AIM OF THE TASK: Return each line holding the string "المشكلة".

^^^^^^^^^^^^^^^^

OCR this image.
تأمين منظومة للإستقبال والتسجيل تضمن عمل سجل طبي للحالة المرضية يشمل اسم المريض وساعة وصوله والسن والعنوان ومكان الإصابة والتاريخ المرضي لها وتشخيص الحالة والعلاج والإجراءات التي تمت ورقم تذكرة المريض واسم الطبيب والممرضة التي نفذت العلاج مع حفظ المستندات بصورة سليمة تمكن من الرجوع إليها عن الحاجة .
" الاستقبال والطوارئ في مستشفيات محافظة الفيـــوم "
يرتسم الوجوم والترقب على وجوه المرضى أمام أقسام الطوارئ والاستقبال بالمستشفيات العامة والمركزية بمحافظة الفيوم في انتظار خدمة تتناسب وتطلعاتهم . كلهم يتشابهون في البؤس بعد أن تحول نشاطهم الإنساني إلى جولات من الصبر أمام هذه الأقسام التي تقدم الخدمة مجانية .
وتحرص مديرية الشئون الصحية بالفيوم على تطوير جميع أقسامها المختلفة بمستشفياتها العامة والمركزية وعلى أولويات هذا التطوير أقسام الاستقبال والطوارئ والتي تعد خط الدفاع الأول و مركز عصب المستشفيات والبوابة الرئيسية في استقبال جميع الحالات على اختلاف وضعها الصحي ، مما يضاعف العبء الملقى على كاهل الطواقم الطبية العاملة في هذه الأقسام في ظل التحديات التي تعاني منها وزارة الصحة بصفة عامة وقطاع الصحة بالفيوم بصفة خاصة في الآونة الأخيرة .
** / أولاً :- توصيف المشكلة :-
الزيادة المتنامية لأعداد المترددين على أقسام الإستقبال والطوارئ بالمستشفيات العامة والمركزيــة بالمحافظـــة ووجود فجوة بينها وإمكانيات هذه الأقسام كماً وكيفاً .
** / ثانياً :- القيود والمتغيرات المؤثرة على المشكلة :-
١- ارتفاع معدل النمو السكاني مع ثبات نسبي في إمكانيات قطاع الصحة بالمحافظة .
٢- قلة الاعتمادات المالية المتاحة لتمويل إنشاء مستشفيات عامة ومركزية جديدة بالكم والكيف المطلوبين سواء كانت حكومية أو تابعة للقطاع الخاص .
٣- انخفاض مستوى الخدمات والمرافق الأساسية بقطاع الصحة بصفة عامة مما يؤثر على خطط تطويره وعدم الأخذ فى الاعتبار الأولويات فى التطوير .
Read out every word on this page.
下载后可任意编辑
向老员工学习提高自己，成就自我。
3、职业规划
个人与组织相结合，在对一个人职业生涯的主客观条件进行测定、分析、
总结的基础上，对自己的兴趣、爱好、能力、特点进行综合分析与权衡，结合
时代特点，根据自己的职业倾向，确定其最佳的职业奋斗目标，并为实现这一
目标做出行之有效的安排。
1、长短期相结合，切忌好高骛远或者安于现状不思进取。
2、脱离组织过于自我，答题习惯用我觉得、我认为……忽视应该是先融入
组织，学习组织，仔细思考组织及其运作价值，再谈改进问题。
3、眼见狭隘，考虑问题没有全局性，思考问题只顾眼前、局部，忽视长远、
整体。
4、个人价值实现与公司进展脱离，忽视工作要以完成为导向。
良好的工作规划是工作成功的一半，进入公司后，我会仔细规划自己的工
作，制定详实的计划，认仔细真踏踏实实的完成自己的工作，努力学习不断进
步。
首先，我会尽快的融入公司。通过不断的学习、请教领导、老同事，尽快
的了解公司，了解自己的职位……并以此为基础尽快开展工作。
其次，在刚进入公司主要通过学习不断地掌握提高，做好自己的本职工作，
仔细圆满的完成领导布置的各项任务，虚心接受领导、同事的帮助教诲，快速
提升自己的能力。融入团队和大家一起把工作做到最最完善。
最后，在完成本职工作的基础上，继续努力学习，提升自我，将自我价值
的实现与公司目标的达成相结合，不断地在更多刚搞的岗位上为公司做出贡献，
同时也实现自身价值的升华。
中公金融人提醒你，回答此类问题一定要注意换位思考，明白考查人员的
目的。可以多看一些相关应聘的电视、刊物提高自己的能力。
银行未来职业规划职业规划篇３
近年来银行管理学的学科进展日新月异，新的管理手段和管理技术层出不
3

^^^^^^^^^^^^^^^^

EXPECTED ANSWER:
** / أولاً :- توصيف المشكلة :-
** / ثانياً :- القيود والمتغيرات المؤثرة على المشكلة :-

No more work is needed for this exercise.